═══ ARTIKEL
OGH 2Ob10/23v

OGH2Ob10/23v21.2.2023

Der Oberste Gerichtshof hat durch die Senatspräsidentin Dr. Grohmann als Vorsitzende sowie die Hofräte Dr. Nowotny, Hon.‑Prof. PD Dr. Rassi, MMag. Sloboda und Dr. Kikinger als weitere Richter in der Pflegschaftssache des minderjährigen Kindes S*, geboren am *, über den Revisionsrekurs des Vaters R*, vertreten durch Martin Fürthaler, LL.M. (WU), MSc (WU), Rechtsanwalt in Wien, gegen den Beschluss des Landesgerichts für Zivilrechtssachen Wien als Rekursgericht vom 18. März 2022, GZ 48 R 219/21t‑77, womit infolge Rekurses des Vaters der Beschluss des Bezirksgerichts Donaustadt vom 25. Mai 2021, GZ 56 Pu 24/19f‑58, bestätigt wurde, den

Beschluss

gefasst:

European Case Law Identifier: ECLI:AT:OGH0002:2023:0020OB00010.23V.0221.000

Rechtsgebiet: Zivilrecht

Fachgebiet: Unterhaltsrecht inkl. UVG

Entscheidungsart: Ordentliche Erledigung (Sachentscheidung)

 

Spruch:

Dem Revisionsrekurs wird teilweise Folge gegeben und der angefochtene Beschluss wie folgt abgeändert:

„1. Der Vater R* ist bei sonstiger Exekution schuldig, für den minderjährigen S*, geboren am *,

im Zeitraum vom 1. 10. 2016 bis 30. 4. 2018 monatlich 353 EUR sowie

ab 1. 5. 2018 monatlich 392 EUR

an Unterhalt zu Handen des gesetzlichen Vertreters, das ist derzeit die Mutter S*, zu zahlen.

2. Die bis zur Rechtskraft dieses Beschlusses fällig gewordenen Unterhaltsbeiträge sind unter Berücksichtigung der bereits geleisteten Zahlungen binnen 14 Tagen, die in Hinkunft fällig werdenden Unterhaltsbeiträge am 1. eines jeden Monats im Vorhinein zu Handen des gesetzlichen Vertreters, das ist derzeit die Mutter S*, zu zahlen.
══════
═══ GESPEICHERTE DATEN
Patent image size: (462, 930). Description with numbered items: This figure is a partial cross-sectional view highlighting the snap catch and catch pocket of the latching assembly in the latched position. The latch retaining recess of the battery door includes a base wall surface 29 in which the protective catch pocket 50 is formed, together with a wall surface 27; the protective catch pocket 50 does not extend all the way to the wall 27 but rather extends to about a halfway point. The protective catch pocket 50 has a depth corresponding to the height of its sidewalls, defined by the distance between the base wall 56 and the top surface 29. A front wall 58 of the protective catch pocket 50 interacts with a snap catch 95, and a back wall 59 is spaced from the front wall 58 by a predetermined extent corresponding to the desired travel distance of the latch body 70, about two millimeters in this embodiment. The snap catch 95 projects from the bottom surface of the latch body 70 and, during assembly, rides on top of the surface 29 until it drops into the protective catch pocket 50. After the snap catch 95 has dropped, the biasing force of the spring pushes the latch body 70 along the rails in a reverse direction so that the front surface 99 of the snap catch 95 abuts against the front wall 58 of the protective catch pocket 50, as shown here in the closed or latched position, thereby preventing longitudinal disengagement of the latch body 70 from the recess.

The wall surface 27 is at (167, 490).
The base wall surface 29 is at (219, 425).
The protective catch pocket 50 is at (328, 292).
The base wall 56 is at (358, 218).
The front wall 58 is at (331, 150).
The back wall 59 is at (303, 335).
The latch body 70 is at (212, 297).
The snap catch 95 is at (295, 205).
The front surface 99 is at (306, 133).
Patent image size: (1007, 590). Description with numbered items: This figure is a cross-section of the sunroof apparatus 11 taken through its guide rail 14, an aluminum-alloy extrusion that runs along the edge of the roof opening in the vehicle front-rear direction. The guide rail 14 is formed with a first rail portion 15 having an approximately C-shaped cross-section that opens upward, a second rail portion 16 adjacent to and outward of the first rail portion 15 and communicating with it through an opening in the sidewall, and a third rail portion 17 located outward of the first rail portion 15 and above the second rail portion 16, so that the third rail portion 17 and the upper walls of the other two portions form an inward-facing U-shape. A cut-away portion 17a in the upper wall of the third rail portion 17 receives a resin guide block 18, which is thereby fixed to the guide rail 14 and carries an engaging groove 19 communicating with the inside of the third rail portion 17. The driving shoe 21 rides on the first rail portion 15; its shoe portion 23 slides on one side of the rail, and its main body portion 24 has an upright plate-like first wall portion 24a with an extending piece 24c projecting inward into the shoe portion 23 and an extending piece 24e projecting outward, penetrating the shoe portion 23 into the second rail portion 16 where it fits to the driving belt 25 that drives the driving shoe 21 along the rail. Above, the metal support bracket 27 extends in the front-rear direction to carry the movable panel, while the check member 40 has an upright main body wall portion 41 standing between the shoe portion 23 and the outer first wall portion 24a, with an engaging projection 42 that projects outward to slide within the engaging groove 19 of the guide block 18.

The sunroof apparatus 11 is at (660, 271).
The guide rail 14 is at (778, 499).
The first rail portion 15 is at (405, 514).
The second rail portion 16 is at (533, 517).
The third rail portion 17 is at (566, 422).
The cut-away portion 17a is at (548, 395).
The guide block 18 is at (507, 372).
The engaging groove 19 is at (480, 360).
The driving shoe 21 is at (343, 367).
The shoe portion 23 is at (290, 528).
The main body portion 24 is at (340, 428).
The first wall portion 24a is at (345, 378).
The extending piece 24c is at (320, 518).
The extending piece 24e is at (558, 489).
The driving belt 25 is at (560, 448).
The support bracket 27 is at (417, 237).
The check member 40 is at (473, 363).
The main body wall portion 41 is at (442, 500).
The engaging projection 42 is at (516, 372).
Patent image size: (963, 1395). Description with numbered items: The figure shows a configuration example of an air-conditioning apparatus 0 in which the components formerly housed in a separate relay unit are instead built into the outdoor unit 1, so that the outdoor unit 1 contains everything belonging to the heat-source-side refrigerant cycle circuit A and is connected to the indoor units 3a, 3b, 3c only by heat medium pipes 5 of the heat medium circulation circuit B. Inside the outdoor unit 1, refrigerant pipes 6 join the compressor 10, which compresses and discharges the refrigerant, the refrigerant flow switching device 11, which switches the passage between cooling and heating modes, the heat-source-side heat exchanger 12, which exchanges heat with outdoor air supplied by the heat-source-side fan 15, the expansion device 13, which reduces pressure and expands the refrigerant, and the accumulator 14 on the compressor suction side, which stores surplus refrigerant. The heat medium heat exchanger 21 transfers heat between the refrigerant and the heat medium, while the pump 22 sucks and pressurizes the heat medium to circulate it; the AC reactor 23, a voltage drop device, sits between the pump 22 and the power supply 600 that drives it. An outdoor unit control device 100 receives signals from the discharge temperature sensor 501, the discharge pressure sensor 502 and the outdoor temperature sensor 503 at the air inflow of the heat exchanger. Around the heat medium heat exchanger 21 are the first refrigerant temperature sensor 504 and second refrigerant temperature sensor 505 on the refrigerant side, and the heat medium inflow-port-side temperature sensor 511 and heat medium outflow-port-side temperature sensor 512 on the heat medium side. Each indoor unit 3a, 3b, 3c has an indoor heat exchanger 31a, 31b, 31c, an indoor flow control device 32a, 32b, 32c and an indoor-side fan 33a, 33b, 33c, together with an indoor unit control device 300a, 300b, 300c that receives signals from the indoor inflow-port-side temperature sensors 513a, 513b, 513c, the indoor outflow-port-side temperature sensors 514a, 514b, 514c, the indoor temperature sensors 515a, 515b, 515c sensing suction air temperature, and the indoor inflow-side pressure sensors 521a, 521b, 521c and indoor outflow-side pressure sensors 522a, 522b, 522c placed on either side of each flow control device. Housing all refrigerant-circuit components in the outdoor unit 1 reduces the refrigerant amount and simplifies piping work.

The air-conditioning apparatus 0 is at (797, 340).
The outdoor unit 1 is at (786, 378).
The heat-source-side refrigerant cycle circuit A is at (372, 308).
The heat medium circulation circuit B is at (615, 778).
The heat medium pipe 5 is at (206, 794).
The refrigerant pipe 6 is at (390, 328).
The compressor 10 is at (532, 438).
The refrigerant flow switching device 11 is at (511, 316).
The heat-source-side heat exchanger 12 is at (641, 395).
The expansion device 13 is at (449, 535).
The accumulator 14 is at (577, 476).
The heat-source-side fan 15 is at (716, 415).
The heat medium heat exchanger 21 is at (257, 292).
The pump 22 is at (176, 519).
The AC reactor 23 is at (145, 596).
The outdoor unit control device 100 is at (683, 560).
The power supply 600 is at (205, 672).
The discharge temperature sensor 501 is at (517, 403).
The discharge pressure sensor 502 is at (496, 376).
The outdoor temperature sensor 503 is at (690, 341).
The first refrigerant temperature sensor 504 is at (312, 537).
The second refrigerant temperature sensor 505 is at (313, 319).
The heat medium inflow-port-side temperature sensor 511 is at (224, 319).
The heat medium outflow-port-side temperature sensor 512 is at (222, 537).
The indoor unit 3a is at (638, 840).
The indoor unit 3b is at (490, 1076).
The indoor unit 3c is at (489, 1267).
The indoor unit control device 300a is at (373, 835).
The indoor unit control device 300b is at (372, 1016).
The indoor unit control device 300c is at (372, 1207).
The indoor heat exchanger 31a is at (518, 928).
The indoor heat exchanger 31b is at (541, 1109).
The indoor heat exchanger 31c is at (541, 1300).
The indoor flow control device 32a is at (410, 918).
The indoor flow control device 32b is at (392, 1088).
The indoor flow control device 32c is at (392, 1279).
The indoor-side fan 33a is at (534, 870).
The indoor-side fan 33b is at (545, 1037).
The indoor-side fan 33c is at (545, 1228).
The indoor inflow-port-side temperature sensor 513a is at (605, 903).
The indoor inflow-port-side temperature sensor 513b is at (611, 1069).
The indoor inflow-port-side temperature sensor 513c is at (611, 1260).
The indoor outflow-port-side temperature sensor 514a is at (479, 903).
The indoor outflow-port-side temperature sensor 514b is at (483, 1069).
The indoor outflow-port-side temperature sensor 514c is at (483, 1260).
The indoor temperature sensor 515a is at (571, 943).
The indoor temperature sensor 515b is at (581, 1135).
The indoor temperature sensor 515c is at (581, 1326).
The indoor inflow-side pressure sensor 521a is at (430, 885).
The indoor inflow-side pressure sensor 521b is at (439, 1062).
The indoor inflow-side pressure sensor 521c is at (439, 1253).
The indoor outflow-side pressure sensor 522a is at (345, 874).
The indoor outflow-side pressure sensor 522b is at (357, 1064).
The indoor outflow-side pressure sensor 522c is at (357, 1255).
══════
AUFGABE 1: Prüfen Sie, ob die folgenden Aussagen mit der OGH-Entscheidung übereinstimmen, und antworten Sie jeweils mit Ja oder Nein samt den entscheidenden Worten als wörtlichem Zitat: (a) Dem Revisionsrekurs wurde vollständig stattgegeben. (b) Ab dem 1. 5. 2018 beträgt der monatliche Unterhalt 392 EUR. (c) Die künftig fällig werdenden Unterhaltsbeiträge sind am 15. jedes Monats zu zahlen.
AUFGABE 2: Schreiben Sie aus der OGH-Entscheidung alles von „Der Oberste Gerichtshof“ bis hinunter zu „Ordentliche Erledigung (Sachentscheidung)“ wortgetreu ab.
AUFGABE 3: Welches Bezirksgericht hatte laut der OGH-Entscheidung den Beschluss vom 25. Mai 2021 gefasst?
Die Einträge stehen in keinem Zusammenhang mit der OGH-Entscheidung.

VOLLSTÄNDIGE ANTWORT 1:
(a) Nein: „Dem Revisionsrekurs wird teilweise Folge gegeben“
(b) Ja: „ab 1. 5. 2018 monatlich 392 EUR“
(c) Nein: „am 1. eines jeden Monats im Vorhinein“

VOLLSTÄNDIGE ANTWORT 2:
Der Oberste Gerichtshof hat durch die Senatspräsidentin Dr. Grohmann als Vorsitzende sowie die Hofräte Dr. Nowotny, Hon.‑Prof. PD Dr. Rassi, MMag. Sloboda und Dr. Kikinger als weitere Richter in der Pflegschaftssache des minderjährigen Kindes S*, geboren am *, über den Revisionsrekurs des Vaters R*, vertreten durch Martin Fürthaler, LL.M. (WU), MSc (WU), Rechtsanwalt in Wien, gegen den Beschluss des Landesgerichts für Zivilrechtssachen Wien als Rekursgericht vom 18. März 2022, GZ 48 R 219/21t‑77, womit infolge Rekurses des Vaters der Beschluss des Bezirksgerichts Donaustadt vom 25. Mai 2021, GZ 56 Pu 24/19f‑58, bestätigt wurde, den

Beschluss

gefasst:

European Case Law Identifier: ECLI:AT:OGH0002:2023:0020OB00010.23V.0221.000

Rechtsgebiet: Zivilrecht

Fachgebiet: Unterhaltsrecht inkl. UVG

Entscheidungsart: Ordentliche Erledigung (Sachentscheidung)

VOLLSTÄNDIGE ANTWORT 3: Das Bezirksgericht Donaustadt.